## SET TASK
Comb the records below for the string "Ionescu" and copy each line where it turns up.

## EXCERPTED RECORDS
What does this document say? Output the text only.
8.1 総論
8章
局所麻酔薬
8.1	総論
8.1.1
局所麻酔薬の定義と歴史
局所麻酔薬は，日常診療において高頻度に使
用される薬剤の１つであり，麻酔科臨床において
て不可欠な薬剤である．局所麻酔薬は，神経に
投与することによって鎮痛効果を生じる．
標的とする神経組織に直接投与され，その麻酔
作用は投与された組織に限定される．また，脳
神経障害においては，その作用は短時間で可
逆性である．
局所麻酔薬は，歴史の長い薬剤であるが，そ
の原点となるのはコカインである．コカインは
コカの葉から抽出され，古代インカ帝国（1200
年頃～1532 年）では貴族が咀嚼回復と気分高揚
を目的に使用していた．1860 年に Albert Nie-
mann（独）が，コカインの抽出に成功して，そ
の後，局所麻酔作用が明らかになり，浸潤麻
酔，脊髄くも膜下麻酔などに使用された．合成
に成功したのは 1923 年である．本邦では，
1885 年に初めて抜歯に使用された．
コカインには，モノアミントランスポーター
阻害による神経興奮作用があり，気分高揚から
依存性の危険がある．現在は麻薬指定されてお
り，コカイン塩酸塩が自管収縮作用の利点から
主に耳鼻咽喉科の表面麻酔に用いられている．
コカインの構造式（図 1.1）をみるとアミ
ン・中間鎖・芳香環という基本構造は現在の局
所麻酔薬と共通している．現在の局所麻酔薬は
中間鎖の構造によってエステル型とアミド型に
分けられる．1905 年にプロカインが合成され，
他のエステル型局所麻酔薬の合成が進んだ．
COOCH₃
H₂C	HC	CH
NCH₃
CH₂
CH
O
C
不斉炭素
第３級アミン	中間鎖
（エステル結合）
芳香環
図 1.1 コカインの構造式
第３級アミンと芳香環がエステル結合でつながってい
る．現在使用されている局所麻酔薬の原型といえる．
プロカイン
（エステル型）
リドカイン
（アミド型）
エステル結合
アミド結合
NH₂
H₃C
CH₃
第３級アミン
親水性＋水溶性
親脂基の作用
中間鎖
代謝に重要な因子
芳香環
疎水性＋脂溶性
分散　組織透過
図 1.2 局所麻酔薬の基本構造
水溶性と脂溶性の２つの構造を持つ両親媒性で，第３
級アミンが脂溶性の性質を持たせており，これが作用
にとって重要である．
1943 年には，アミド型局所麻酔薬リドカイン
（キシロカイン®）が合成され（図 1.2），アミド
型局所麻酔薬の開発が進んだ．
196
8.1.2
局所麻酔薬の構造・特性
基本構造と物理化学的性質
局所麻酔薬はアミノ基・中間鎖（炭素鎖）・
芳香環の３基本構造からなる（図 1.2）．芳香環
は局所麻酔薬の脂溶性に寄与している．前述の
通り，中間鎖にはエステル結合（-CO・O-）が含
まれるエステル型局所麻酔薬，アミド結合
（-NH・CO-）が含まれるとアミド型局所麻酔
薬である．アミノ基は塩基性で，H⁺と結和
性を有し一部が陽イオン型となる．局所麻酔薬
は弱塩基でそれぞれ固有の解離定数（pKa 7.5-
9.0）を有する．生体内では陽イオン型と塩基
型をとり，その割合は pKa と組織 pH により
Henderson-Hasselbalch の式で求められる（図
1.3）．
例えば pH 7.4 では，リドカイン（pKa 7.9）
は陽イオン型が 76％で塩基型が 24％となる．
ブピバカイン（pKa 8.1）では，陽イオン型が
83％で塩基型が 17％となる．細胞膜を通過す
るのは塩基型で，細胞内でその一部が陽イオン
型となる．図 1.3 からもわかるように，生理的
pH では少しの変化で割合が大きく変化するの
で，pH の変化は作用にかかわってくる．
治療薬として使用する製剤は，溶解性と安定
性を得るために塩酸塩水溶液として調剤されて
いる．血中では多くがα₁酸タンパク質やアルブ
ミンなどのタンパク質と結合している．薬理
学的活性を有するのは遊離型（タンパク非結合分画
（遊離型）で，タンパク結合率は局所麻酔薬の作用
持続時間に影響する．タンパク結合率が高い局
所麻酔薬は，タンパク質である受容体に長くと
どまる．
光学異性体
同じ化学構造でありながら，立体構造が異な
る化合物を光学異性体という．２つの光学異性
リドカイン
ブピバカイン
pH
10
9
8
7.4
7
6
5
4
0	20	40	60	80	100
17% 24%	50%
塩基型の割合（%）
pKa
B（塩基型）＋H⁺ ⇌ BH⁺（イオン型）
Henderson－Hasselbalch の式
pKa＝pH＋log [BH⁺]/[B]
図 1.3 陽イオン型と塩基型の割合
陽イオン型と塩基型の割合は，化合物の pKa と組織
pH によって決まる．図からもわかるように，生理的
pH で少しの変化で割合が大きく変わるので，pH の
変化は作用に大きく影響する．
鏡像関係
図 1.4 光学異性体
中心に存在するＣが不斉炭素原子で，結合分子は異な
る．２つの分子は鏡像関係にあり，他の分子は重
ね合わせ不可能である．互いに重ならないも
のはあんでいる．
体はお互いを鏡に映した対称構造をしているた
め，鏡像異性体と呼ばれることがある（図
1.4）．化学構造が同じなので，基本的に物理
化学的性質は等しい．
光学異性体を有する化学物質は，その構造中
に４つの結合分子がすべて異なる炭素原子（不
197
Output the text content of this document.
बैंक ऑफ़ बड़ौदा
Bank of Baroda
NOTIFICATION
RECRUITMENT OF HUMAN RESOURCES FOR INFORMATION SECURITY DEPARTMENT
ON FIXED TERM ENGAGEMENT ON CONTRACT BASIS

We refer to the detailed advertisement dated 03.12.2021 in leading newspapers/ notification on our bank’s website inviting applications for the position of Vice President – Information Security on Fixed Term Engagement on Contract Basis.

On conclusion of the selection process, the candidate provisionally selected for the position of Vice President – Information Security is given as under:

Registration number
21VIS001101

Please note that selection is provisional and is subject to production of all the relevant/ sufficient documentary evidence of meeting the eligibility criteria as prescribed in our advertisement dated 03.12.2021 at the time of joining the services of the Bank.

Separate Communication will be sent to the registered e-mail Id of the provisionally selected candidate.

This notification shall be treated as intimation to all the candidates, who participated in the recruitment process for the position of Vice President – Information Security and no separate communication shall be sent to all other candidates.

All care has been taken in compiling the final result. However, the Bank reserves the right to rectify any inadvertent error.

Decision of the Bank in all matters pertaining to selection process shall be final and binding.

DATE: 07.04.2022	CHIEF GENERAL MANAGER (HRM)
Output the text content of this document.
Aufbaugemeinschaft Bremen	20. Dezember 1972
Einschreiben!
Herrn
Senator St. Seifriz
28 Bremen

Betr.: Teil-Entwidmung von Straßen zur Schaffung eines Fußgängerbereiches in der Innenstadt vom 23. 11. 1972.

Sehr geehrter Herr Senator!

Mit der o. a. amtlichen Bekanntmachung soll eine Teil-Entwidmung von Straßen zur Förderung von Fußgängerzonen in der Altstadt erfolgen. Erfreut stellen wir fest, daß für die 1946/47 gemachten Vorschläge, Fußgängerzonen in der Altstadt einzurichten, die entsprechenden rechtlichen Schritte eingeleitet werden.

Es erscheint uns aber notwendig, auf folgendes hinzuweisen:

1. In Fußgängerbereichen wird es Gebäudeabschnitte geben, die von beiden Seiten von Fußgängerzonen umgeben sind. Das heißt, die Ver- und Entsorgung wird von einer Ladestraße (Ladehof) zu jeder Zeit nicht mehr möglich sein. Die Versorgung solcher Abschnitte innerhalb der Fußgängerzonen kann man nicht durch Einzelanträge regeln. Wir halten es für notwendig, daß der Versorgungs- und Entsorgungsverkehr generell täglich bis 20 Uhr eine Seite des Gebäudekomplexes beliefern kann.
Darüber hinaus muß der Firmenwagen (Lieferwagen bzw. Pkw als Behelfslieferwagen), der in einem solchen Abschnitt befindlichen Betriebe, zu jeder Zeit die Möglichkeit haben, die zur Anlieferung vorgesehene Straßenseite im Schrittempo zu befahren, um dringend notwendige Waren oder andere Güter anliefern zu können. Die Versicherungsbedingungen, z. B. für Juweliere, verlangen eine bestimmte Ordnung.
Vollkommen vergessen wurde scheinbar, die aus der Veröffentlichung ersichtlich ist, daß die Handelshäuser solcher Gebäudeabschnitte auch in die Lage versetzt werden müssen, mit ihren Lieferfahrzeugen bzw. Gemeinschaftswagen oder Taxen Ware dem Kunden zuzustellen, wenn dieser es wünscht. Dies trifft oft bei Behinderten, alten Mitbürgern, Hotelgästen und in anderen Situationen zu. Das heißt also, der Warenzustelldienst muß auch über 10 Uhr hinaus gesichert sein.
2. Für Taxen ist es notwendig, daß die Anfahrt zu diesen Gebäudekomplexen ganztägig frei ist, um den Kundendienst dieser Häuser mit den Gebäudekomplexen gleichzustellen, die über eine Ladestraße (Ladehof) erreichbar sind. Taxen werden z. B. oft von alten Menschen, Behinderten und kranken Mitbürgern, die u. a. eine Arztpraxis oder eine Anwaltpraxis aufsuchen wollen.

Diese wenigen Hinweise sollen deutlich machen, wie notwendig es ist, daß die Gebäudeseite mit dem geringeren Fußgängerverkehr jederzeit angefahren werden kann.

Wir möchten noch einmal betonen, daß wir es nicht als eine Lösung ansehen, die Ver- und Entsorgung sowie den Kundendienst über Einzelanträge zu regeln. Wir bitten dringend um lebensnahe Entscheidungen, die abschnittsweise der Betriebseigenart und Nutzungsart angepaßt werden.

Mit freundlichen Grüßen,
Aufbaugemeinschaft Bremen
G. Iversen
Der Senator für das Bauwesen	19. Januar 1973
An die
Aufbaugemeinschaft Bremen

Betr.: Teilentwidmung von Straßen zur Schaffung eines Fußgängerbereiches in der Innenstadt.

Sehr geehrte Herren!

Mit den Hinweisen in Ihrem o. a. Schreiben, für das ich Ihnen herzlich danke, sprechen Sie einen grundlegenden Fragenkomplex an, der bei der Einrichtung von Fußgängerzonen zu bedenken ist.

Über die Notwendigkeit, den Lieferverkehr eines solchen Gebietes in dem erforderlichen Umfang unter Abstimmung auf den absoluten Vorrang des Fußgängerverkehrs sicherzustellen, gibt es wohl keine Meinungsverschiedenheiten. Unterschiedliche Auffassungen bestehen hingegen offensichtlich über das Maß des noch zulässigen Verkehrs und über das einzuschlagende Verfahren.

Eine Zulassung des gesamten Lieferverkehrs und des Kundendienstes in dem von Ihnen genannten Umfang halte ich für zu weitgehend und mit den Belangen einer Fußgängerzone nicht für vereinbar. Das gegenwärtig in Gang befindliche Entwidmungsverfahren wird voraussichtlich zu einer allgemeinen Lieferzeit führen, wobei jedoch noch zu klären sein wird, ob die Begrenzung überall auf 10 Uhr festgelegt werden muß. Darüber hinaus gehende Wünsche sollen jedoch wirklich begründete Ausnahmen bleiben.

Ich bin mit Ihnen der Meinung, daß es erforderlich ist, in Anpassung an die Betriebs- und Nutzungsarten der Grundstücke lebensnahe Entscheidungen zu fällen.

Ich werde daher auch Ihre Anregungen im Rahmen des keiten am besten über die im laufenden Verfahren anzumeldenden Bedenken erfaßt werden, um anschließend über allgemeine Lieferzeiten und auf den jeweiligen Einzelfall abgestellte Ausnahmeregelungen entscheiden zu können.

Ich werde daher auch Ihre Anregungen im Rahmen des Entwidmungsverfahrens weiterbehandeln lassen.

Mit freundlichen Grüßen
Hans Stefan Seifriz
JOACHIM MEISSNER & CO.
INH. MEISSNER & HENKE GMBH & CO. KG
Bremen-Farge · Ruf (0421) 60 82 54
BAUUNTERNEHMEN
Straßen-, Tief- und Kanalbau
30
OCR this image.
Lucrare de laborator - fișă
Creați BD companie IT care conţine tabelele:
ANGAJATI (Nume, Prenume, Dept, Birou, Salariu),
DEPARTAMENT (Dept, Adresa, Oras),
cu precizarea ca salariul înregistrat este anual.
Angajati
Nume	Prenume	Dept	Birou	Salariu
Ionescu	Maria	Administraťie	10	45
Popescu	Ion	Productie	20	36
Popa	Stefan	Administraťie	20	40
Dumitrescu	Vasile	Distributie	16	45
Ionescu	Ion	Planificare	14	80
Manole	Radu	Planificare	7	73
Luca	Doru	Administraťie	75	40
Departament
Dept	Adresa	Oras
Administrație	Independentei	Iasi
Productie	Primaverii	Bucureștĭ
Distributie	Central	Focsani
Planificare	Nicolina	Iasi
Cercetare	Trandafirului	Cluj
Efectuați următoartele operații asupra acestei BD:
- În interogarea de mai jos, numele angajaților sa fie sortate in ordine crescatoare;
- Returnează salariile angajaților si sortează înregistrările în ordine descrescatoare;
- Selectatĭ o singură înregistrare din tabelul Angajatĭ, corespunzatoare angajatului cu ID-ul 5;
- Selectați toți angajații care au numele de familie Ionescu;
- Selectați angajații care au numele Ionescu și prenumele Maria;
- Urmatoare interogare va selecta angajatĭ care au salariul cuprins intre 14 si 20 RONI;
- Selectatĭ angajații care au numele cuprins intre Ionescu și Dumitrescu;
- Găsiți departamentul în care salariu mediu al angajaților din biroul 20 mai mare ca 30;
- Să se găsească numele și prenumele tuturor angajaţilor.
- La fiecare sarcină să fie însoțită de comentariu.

## COMPLETE OUTPUT
Ionescu	Maria	Administraťie	10	45
Ionescu	Ion	Planificare	14	80
- Selectați toți angajații care au numele de familie Ionescu;
- Selectați angajații care au numele Ionescu și prenumele Maria;
- Selectatĭ angajații care au numele cuprins intre Ionescu și Dumitrescu;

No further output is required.